_Do this:_ Copy down all of the data underneath, exactly as shown.
· · · · · · ·
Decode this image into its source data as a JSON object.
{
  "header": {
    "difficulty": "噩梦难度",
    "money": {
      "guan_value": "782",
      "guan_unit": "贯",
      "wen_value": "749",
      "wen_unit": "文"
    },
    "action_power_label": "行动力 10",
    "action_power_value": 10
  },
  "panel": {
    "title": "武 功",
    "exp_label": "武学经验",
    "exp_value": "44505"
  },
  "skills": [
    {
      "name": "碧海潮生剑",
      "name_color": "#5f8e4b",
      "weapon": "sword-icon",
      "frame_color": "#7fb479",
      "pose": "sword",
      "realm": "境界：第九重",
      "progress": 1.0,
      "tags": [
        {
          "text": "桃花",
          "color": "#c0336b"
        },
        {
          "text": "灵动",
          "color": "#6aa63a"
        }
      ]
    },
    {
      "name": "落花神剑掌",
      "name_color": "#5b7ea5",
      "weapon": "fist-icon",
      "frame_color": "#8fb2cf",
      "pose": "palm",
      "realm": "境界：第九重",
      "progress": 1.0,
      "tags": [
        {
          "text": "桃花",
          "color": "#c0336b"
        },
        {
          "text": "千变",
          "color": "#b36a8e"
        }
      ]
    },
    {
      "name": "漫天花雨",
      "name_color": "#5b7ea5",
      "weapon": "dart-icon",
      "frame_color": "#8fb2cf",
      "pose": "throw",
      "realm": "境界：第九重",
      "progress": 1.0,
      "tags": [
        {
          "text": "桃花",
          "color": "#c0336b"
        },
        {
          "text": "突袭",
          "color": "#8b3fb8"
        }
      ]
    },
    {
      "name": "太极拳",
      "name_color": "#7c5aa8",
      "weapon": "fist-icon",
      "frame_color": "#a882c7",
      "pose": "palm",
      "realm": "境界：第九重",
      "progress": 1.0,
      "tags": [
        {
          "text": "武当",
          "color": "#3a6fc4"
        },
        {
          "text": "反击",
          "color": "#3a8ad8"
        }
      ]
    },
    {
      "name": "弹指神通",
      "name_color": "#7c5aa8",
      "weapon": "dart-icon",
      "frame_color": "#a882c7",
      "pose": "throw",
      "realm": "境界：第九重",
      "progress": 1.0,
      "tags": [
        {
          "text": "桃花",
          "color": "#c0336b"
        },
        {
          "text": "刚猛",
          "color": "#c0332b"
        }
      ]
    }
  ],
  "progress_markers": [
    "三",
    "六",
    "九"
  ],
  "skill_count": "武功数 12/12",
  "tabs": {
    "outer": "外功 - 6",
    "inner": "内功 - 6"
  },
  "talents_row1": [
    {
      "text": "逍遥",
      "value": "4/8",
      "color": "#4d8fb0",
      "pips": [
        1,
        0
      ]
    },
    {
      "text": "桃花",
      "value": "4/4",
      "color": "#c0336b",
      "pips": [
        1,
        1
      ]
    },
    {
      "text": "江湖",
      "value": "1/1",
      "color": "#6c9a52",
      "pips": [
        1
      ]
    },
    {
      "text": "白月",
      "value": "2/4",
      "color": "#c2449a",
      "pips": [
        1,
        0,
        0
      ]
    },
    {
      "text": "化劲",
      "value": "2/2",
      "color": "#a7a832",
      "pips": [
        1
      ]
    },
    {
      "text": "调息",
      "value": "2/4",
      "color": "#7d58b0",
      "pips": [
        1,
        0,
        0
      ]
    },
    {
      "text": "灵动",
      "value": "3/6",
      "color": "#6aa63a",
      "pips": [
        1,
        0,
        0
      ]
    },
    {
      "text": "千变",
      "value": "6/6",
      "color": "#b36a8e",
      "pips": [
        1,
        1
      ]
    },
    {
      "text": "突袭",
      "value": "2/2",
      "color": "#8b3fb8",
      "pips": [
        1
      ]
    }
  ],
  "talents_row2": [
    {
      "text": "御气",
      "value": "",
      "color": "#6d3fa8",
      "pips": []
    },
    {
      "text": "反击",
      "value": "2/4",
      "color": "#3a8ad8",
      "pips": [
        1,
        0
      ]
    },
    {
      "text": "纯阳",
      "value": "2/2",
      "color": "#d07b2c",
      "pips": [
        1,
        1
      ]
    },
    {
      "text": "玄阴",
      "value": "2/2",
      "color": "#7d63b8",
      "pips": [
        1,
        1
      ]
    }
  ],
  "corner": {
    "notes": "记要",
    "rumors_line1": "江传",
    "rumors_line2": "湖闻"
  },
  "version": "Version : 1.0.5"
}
· · · · · · ·
_Completed exercise:_
Decode this image into its source data as a JSON object.
{
  "header": {
    "difficulty": "噩梦难度",
    "money": {
      "guan_value": "782",
      "guan_unit": "贯",
      "wen_value": "749",
      "wen_unit": "文"
    },
    "action_power_label": "行动力 10",
    "action_power_value": 10
  },
  "panel": {
    "title": "武 功",
    "exp_label": "武学经验",
    "exp_value": "44505"
  },
  "skills": [
    {
      "name": "碧海潮生剑",
      "name_color": "#5f8e4b",
      "weapon": "sword-icon",
      "frame_color": "#7fb479",
      "pose": "sword",
      "realm": "境界：第九重",
      "progress": 1.0,
      "tags": [
        {
          "text": "桃花",
          "color": "#c0336b"
        },
        {
          "text": "灵动",
          "color": "#6aa63a"
        }
      ]
    },
    {
      "name": "落花神剑掌",
      "name_color": "#5b7ea5",
      "weapon": "fist-icon",
      "frame_color": "#8fb2cf",
      "pose": "palm",
      "realm": "境界：第九重",
      "progress": 1.0,
      "tags": [
        {
          "text": "桃花",
          "color": "#c0336b"
        },
        {
          "text": "千变",
          "color": "#b36a8e"
        }
      ]
    },
    {
      "name": "漫天花雨",
      "name_color": "#5b7ea5",
      "weapon": "dart-icon",
      "frame_color": "#8fb2cf",
      "pose": "throw",
      "realm": "境界：第九重",
      "progress": 1.0,
      "tags": [
        {
          "text": "桃花",
          "color": "#c0336b"
        },
        {
          "text": "突袭",
          "color": "#8b3fb8"
        }
      ]
    },
    {
      "name": "太极拳",
      "name_color": "#7c5aa8",
      "weapon": "fist-icon",
      "frame_color": "#a882c7",
      "pose": "palm",
      "realm": "境界：第九重",
      "progress": 1.0,
      "tags": [
        {
          "text": "武当",
          "color": "#3a6fc4"
        },
        {
          "text": "反击",
          "color": "#3a8ad8"
        }
      ]
    },
    {
      "name": "弹指神通",
      "name_color": "#7c5aa8",
      "weapon": "dart-icon",
      "frame_color": "#a882c7",
      "pose": "throw",
      "realm": "境界：第九重",
      "progress": 1.0,
      "tags": [
        {
          "text": "桃花",
          "color": "#c0336b"
        },
        {
          "text": "刚猛",
          "color": "#c0332b"
        }
      ]
    }
  ],
  "progress_markers": [
    "三",
    "六",
    "九"
  ],
  "skill_count": "武功数 12/12",
  "tabs": {
    "outer": "外功 - 6",
    "inner": "内功 - 6"
  },
  "talents_row1": [
    {
      "text": "逍遥",
      "value": "4/8",
      "color": "#4d8fb0",
      "pips": [
        1,
        0
      ]
    },
    {
      "text": "桃花",
      "value": "4/4",
      "color": "#c0336b",
      "pips": [
        1,
        1
      ]
    },
    {
      "text": "江湖",
      "value": "1/1",
      "color": "#6c9a52",
      "pips": [
        1
      ]
    },
    {
      "text": "白月",
      "value": "2/4",
      "color": "#c2449a",
      "pips": [
        1,
        0,
        0
      ]
    },
    {
      "text": "化劲",
      "value": "2/2",
      "color": "#a7a832",
      "pips": [
        1
      ]
    },
    {
      "text": "调息",
      "value": "2/4",
      "color": "#7d58b0",
      "pips": [
        1,
        0,
        0
      ]
    },
    {
      "text": "灵动",
      "value": "3/6",
      "color": "#6aa63a",
      "pips": [
        1,
        0,
        0
      ]
    },
    {
      "text": "千变",
      "value": "6/6",
      "color": "#b36a8e",
      "pips": [
        1,
        1
      ]
    },
    {
      "text": "突袭",
      "value": "2/2",
      "color": "#8b3fb8",
      "pips": [
        1
      ]
    }
  ],
  "talents_row2": [
    {
      "text": "御气",
      "value": "",
      "color": "#6d3fa8",
      "pips": []
    },
    {
      "text": "反击",
      "value": "2/4",
      "color": "#3a8ad8",
      "pips": [
        1,
        0
      ]
    },
    {
      "text": "纯阳",
      "value": "2/2",
      "color": "#d07b2c",
      "pips": [
        1,
        1
      ]
    },
    {
      "text": "玄阴",
      "value": "2/2",
      "color": "#7d63b8",
      "pips": [
        1,
        1
      ]
    }
  ],
  "corner": {
    "notes": "记要",
    "rumors_line1": "江传",
    "rumors_line2": "湖闻"
  },
  "version": "Version : 1.0.5"
}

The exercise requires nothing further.